• Data shown:
☆ ☆ ☆
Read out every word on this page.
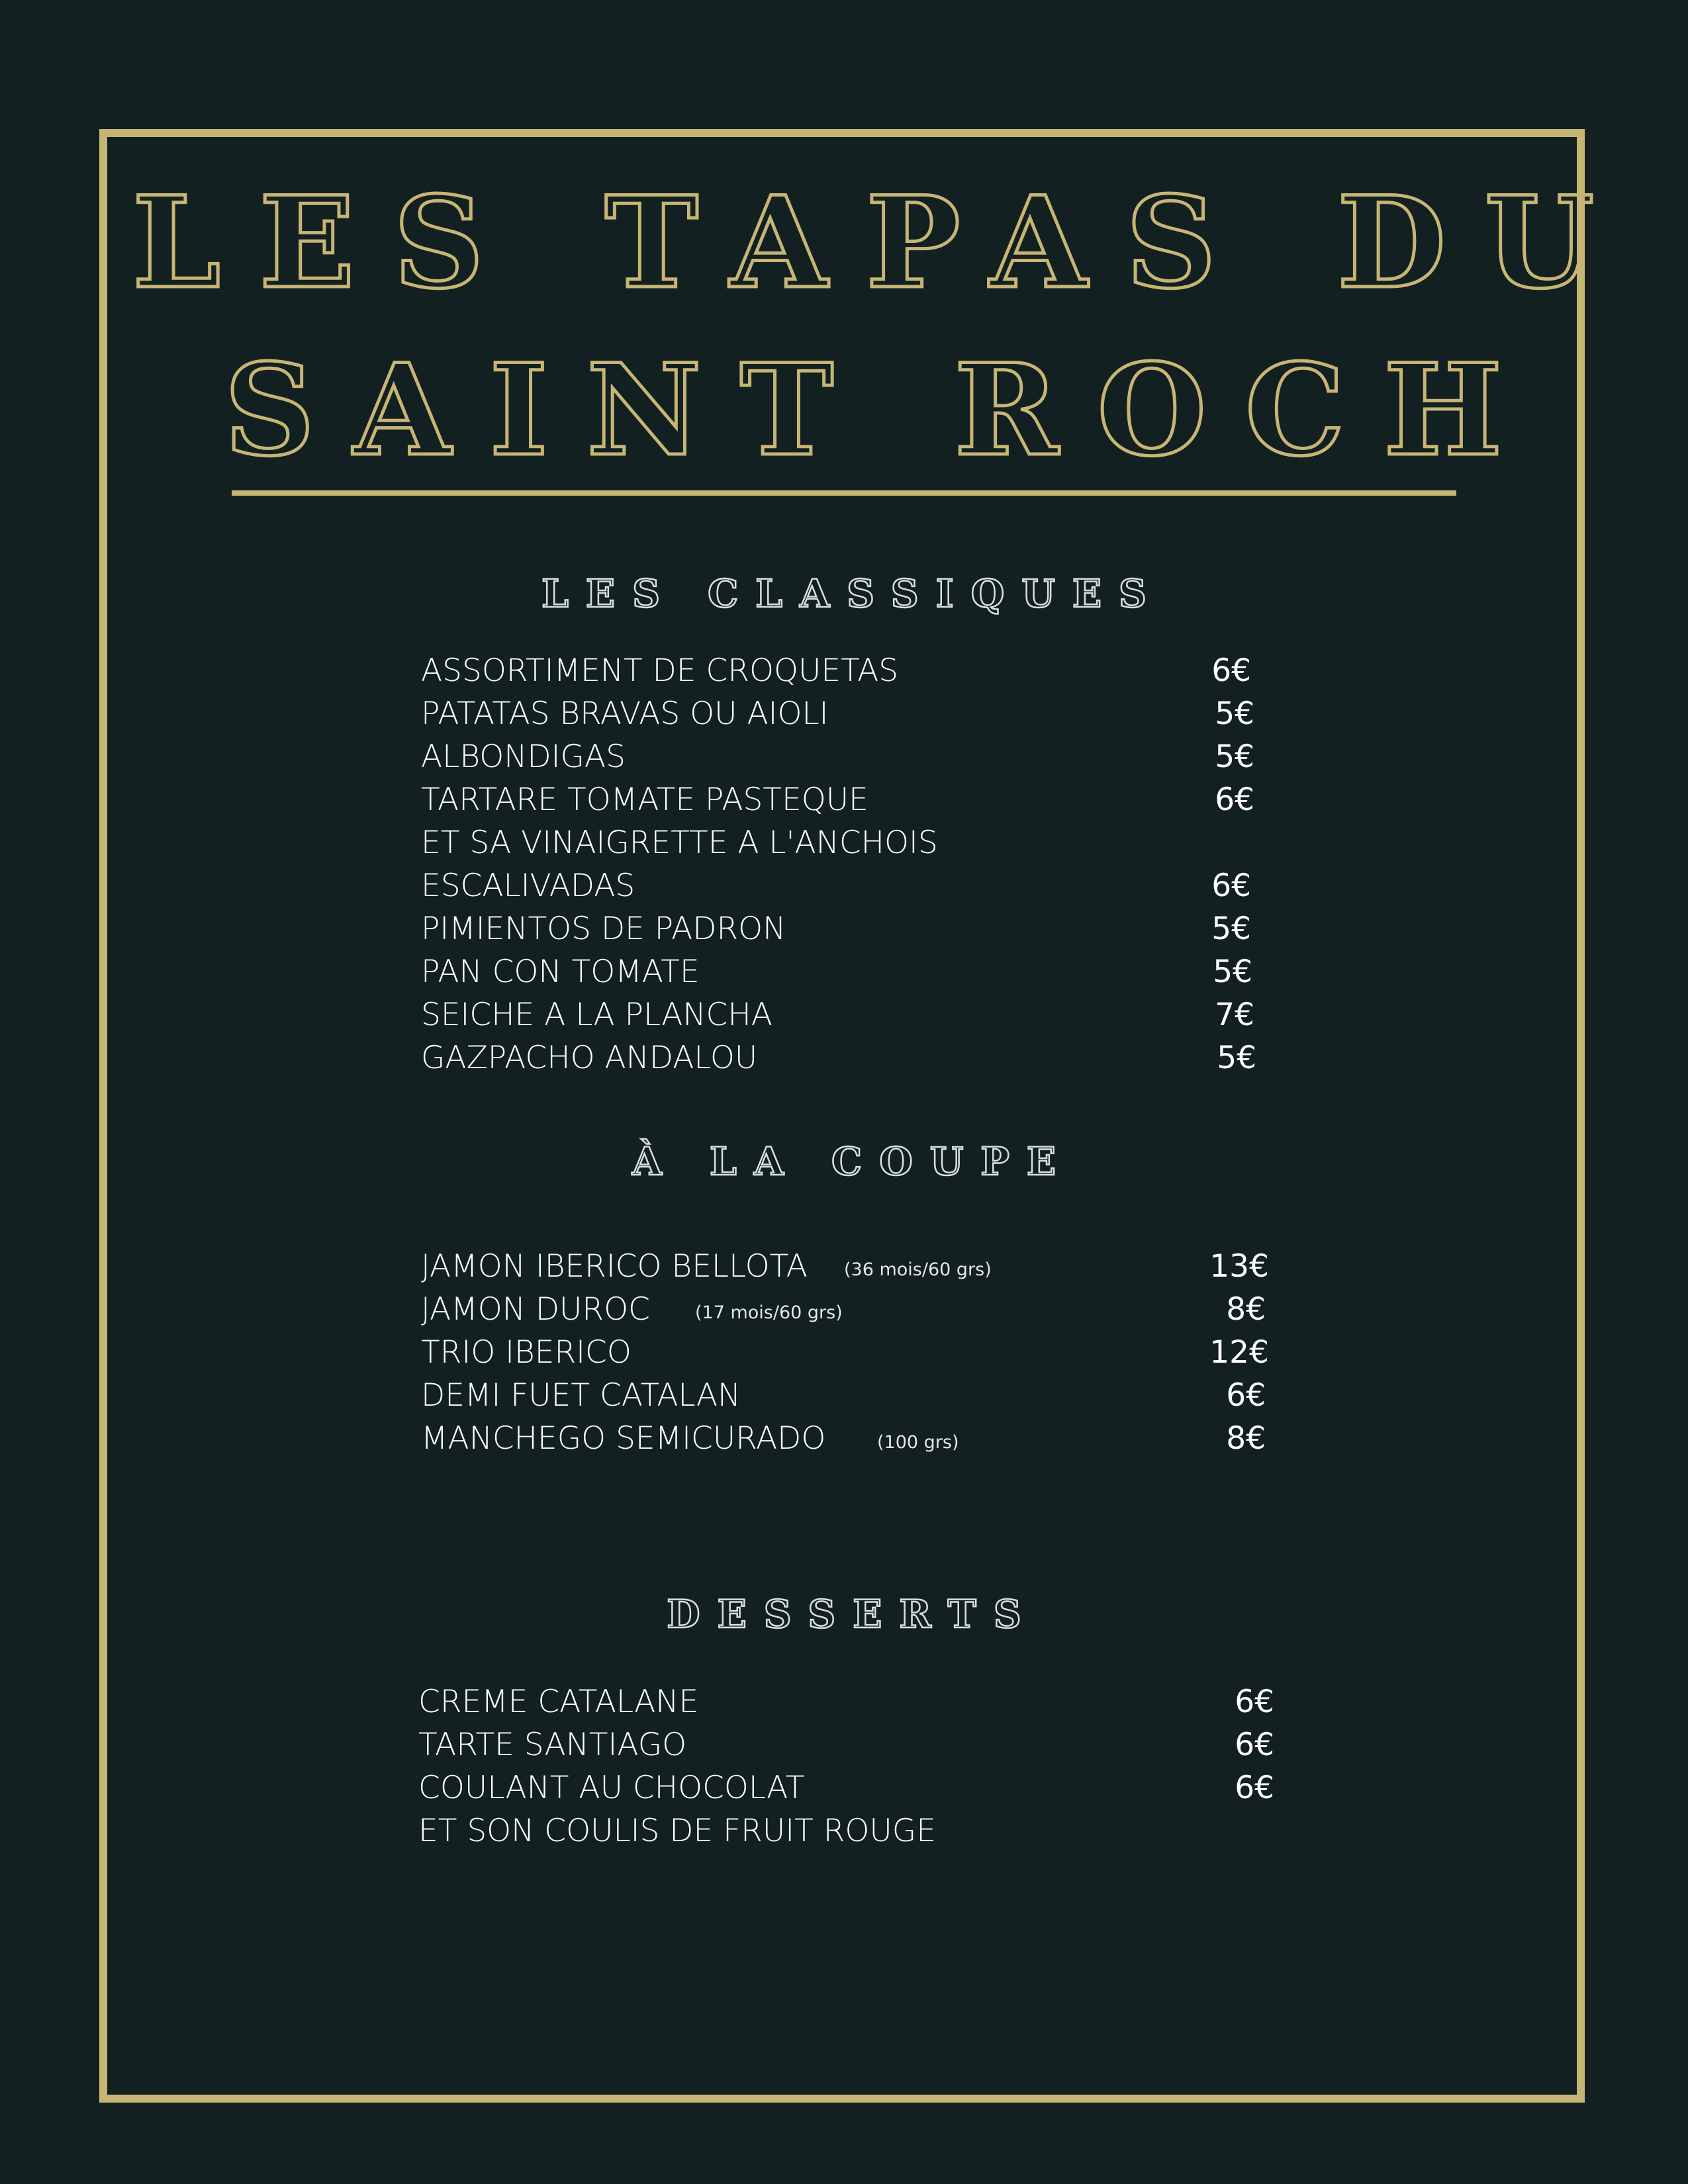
LES TAPAS DU
SAINT ROCH
LES CLASSIQUES
ASSORTIMENT DE CROQUETAS	6€
PATATAS BRAVAS OU AIOLI	5€
ALBONDIGAS	5€
TARTARE TOMATE PASTEQUE	6€
ET SA VINAIGRETTE A L'ANCHOIS
ESCALIVADAS	6€
PIMIENTOS DE PADRON	5€
PAN CON TOMATE	5€
SEICHE A LA PLANCHA	7€
GAZPACHO ANDALOU	5€
À LA COUPE
JAMON IBERICO BELLOTA (36 mois/60 grs)	13€
JAMON DUROC	(17 mois/60 grs)	8€
TRIO IBERICO	12€
DEMI FUET CATALAN	6€
MANCHEGO SEMICURADO	(100 grs)	8€
DESSERTS
CREME CATALANE	6€
TARTE SANTIAGO	6€
COULANT AU CHOCOLAT	6€
ET SON COULIS DE FRUIT ROUGE
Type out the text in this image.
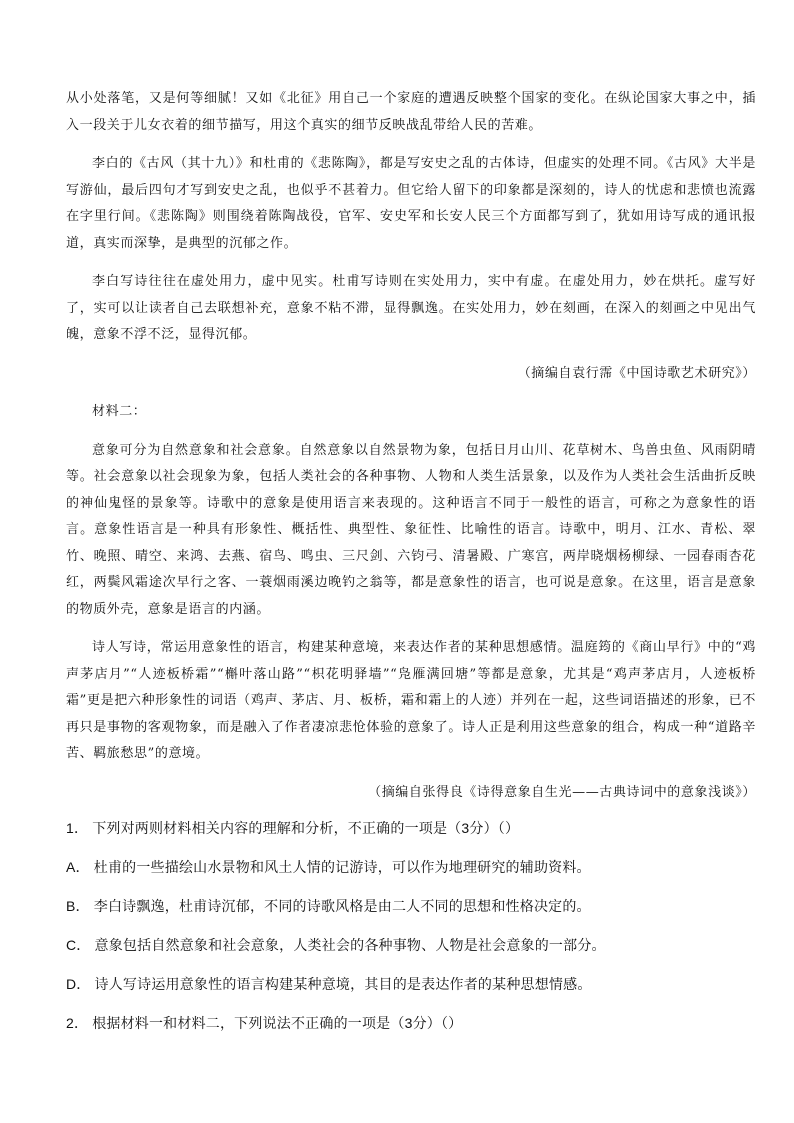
从小处落笔，又是何等细腻！又如《北征》用自己一个家庭的遭遇反映整个国家的变化。在纵论国家大事之中，插入一段关于儿女衣着的细节描写，用这个真实的细节反映战乱带给人民的苦难。

李白的《古风（其十九）》和杜甫的《悲陈陶》，都是写安史之乱的古体诗，但虚实的处理不同。《古风》大半是写游仙，最后四句才写到安史之乱，也似乎不甚着力。但它给人留下的印象都是深刻的，诗人的忧虑和悲愤也流露在字里行间。《悲陈陶》则围绕着陈陶战役，官军、安史军和长安人民三个方面都写到了，犹如用诗写成的通讯报道，真实而深挚，是典型的沉郁之作。

李白写诗往往在虚处用力，虚中见实。杜甫写诗则在实处用力，实中有虚。在虚处用力，妙在烘托。虚写好了，实可以让读者自己去联想补充，意象不粘不滞，显得飘逸。在实处用力，妙在刻画，在深入的刻画之中见出气魄，意象不浮不泛，显得沉郁。

（摘编自袁行霈《中国诗歌艺术研究》）

材料二：

意象可分为自然意象和社会意象。自然意象以自然景物为象，包括日月山川、花草树木、鸟兽虫鱼、风雨阴晴等。社会意象以社会现象为象，包括人类社会的各种事物、人物和人类生活景象，以及作为人类社会生活曲折反映的神仙鬼怪的景象等。诗歌中的意象是使用语言来表现的。这种语言不同于一般性的语言，可称之为意象性的语言。意象性语言是一种具有形象性、概括性、典型性、象征性、比喻性的语言。诗歌中，明月、江水、青松、翠竹、晚照、晴空、来鸿、去燕、宿鸟、鸣虫、三尺剑、六钧弓、清暑殿、广寒宫，两岸晓烟杨柳绿、一园春雨杏花红，两鬓风霜途次早行之客、一蓑烟雨溪边晚钓之翁等，都是意象性的语言，也可说是意象。在这里，语言是意象的物质外壳，意象是语言的内涵。

诗人写诗，常运用意象性的语言，构建某种意境，来表达作者的某种思想感情。温庭筠的《商山早行》中的“鸡声茅店月”“人迹板桥霜”“槲叶落山路”“枳花明驿墙”“凫雁满回塘”等都是意象，尤其是“鸡声茅店月，人迹板桥霜”更是把六种形象性的词语（鸡声、茅店、月、板桥，霜和霜上的人迹）并列在一起，这些词语描述的形象，已不再只是事物的客观物象，而是融入了作者凄凉悲怆体验的意象了。诗人正是利用这些意象的组合，构成一种“道路辛苦、羁旅愁思”的意境。

（摘编自张得良《诗得意象自生光——古典诗词中的意象浅谈》）

1． 下列对两则材料相关内容的理解和分析，不正确的一项是（3分）（）
A． 杜甫的一些描绘山水景物和风土人情的记游诗，可以作为地理研究的辅助资料。
B． 李白诗飘逸，杜甫诗沉郁，不同的诗歌风格是由二人不同的思想和性格决定的。
C． 意象包括自然意象和社会意象，人类社会的各种事物、人物是社会意象的一部分。
D． 诗人写诗运用意象性的语言构建某种意境，其目的是表达作者的某种思想情感。
2． 根据材料一和材料二，下列说法不正确的一项是（3分）（）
☆ ☆ ☆
• What you have to do:
Output only the lines running from the line with "Type out the text in this image." through the last line of the entries above, inclusive, with pictures excluded.

• Reply:
Type out the text in this image.
从小处落笔，又是何等细腻！又如《北征》用自己一个家庭的遭遇反映整个国家的变化。在纵论国家大事之中，插入一段关于儿女衣着的细节描写，用这个真实的细节反映战乱带给人民的苦难。

李白的《古风（其十九）》和杜甫的《悲陈陶》，都是写安史之乱的古体诗，但虚实的处理不同。《古风》大半是写游仙，最后四句才写到安史之乱，也似乎不甚着力。但它给人留下的印象都是深刻的，诗人的忧虑和悲愤也流露在字里行间。《悲陈陶》则围绕着陈陶战役，官军、安史军和长安人民三个方面都写到了，犹如用诗写成的通讯报道，真实而深挚，是典型的沉郁之作。

李白写诗往往在虚处用力，虚中见实。杜甫写诗则在实处用力，实中有虚。在虚处用力，妙在烘托。虚写好了，实可以让读者自己去联想补充，意象不粘不滞，显得飘逸。在实处用力，妙在刻画，在深入的刻画之中见出气魄，意象不浮不泛，显得沉郁。

（摘编自袁行霈《中国诗歌艺术研究》）

材料二：

意象可分为自然意象和社会意象。自然意象以自然景物为象，包括日月山川、花草树木、鸟兽虫鱼、风雨阴晴等。社会意象以社会现象为象，包括人类社会的各种事物、人物和人类生活景象，以及作为人类社会生活曲折反映的神仙鬼怪的景象等。诗歌中的意象是使用语言来表现的。这种语言不同于一般性的语言，可称之为意象性的语言。意象性语言是一种具有形象性、概括性、典型性、象征性、比喻性的语言。诗歌中，明月、江水、青松、翠竹、晚照、晴空、来鸿、去燕、宿鸟、鸣虫、三尺剑、六钧弓、清暑殿、广寒宫，两岸晓烟杨柳绿、一园春雨杏花红，两鬓风霜途次早行之客、一蓑烟雨溪边晚钓之翁等，都是意象性的语言，也可说是意象。在这里，语言是意象的物质外壳，意象是语言的内涵。

诗人写诗，常运用意象性的语言，构建某种意境，来表达作者的某种思想感情。温庭筠的《商山早行》中的“鸡声茅店月”“人迹板桥霜”“槲叶落山路”“枳花明驿墙”“凫雁满回塘”等都是意象，尤其是“鸡声茅店月，人迹板桥霜”更是把六种形象性的词语（鸡声、茅店、月、板桥，霜和霜上的人迹）并列在一起，这些词语描述的形象，已不再只是事物的客观物象，而是融入了作者凄凉悲怆体验的意象了。诗人正是利用这些意象的组合，构成一种“道路辛苦、羁旅愁思”的意境。

（摘编自张得良《诗得意象自生光——古典诗词中的意象浅谈》）

1． 下列对两则材料相关内容的理解和分析，不正确的一项是（3分）（）
A． 杜甫的一些描绘山水景物和风土人情的记游诗，可以作为地理研究的辅助资料。
B． 李白诗飘逸，杜甫诗沉郁，不同的诗歌风格是由二人不同的思想和性格决定的。
C． 意象包括自然意象和社会意象，人类社会的各种事物、人物是社会意象的一部分。
D． 诗人写诗运用意象性的语言构建某种意境，其目的是表达作者的某种思想情感。
2． 根据材料一和材料二，下列说法不正确的一项是（3分）（）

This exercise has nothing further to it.